◆ Task goal
Using the listing below, extract each line that has the word "grid" in it.
___ Recorded data
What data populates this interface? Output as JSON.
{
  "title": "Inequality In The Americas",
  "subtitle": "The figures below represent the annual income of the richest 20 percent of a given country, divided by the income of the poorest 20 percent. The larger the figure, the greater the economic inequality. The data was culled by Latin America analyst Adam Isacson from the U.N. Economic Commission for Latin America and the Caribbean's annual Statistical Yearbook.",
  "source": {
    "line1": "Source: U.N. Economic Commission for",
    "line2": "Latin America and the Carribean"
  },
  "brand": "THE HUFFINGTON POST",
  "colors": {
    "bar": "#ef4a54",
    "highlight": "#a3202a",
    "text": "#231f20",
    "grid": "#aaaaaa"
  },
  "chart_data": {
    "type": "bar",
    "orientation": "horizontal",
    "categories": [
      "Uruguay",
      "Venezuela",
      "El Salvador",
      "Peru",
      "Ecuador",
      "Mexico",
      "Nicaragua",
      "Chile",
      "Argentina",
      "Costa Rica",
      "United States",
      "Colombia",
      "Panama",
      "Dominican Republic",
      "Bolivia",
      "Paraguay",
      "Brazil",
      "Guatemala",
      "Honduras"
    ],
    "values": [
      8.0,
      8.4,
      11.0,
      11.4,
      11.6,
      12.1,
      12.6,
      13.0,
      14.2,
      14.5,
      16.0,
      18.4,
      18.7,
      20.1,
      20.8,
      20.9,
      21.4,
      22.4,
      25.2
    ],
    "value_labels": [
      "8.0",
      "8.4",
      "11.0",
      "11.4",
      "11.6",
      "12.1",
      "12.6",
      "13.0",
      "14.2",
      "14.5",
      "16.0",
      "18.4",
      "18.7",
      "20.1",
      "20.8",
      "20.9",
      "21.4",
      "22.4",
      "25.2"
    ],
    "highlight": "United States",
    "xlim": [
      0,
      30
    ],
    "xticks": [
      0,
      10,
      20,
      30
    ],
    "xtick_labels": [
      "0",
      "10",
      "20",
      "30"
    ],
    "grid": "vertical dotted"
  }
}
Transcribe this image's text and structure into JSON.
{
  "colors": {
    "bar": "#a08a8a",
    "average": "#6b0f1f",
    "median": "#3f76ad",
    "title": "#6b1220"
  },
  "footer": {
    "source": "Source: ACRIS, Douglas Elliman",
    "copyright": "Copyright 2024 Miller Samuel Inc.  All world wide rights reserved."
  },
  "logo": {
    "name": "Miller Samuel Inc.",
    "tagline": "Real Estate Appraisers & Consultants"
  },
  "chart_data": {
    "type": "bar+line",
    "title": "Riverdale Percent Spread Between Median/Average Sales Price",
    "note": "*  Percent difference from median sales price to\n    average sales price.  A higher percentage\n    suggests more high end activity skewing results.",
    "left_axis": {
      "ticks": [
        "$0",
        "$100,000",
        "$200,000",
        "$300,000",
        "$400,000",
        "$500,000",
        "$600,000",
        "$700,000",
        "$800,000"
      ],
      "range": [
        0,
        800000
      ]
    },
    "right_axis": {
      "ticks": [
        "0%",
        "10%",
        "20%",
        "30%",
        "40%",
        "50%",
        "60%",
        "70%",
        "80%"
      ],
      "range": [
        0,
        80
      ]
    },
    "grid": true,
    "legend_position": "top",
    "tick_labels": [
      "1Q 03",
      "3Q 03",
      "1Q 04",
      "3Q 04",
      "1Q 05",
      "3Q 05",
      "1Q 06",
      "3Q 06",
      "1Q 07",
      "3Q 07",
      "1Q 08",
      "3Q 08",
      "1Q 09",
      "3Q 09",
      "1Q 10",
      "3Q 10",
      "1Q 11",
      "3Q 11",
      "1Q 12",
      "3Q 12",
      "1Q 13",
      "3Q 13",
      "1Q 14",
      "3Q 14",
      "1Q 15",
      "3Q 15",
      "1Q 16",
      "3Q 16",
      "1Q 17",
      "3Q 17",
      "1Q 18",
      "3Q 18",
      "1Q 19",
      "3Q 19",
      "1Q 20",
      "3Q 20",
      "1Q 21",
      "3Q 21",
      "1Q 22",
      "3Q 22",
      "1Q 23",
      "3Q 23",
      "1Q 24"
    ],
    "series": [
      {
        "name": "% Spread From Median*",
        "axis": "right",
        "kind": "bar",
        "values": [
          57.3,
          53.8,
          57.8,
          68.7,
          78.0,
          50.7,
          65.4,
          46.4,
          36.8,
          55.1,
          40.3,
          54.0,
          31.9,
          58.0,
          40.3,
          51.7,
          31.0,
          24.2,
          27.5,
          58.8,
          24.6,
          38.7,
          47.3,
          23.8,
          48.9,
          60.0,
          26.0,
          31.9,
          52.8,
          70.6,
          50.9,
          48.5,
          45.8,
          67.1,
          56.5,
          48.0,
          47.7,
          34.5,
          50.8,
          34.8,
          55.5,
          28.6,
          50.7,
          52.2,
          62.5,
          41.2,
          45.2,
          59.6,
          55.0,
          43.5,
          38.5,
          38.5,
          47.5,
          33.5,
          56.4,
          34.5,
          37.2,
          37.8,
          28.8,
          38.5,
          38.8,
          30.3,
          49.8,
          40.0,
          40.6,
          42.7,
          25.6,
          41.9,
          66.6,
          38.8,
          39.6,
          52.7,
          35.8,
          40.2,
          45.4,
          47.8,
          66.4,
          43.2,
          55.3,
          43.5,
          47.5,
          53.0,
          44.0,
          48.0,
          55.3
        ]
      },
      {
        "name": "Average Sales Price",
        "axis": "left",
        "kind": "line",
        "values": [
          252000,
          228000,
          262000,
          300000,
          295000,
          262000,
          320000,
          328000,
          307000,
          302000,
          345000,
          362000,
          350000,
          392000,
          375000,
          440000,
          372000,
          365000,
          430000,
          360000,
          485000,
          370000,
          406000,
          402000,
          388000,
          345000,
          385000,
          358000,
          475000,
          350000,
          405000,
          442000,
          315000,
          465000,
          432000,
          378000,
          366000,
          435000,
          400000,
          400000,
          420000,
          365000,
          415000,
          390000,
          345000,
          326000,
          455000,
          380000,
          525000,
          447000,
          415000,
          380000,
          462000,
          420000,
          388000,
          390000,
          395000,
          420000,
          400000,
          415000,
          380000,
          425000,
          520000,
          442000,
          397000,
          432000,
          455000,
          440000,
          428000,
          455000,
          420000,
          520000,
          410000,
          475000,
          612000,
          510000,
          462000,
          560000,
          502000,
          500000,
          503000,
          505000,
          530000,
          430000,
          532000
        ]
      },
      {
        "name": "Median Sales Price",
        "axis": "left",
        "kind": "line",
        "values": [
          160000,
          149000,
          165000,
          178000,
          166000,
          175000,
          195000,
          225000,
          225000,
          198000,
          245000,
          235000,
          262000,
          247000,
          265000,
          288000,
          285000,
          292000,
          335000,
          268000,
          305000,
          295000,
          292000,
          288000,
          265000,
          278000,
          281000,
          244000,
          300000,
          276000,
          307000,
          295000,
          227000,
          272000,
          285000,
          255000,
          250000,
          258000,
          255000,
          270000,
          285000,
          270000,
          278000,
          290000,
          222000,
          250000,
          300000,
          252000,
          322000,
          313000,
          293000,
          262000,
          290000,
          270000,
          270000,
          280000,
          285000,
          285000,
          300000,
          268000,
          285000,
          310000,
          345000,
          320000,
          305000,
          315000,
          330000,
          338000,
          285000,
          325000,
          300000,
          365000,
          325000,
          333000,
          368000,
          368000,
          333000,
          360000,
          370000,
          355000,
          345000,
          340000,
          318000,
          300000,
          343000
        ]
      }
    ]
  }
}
______
◆ Exercise answer
    "grid": "#aaaaaa"
    "grid": "vertical dotted"
    "grid": true,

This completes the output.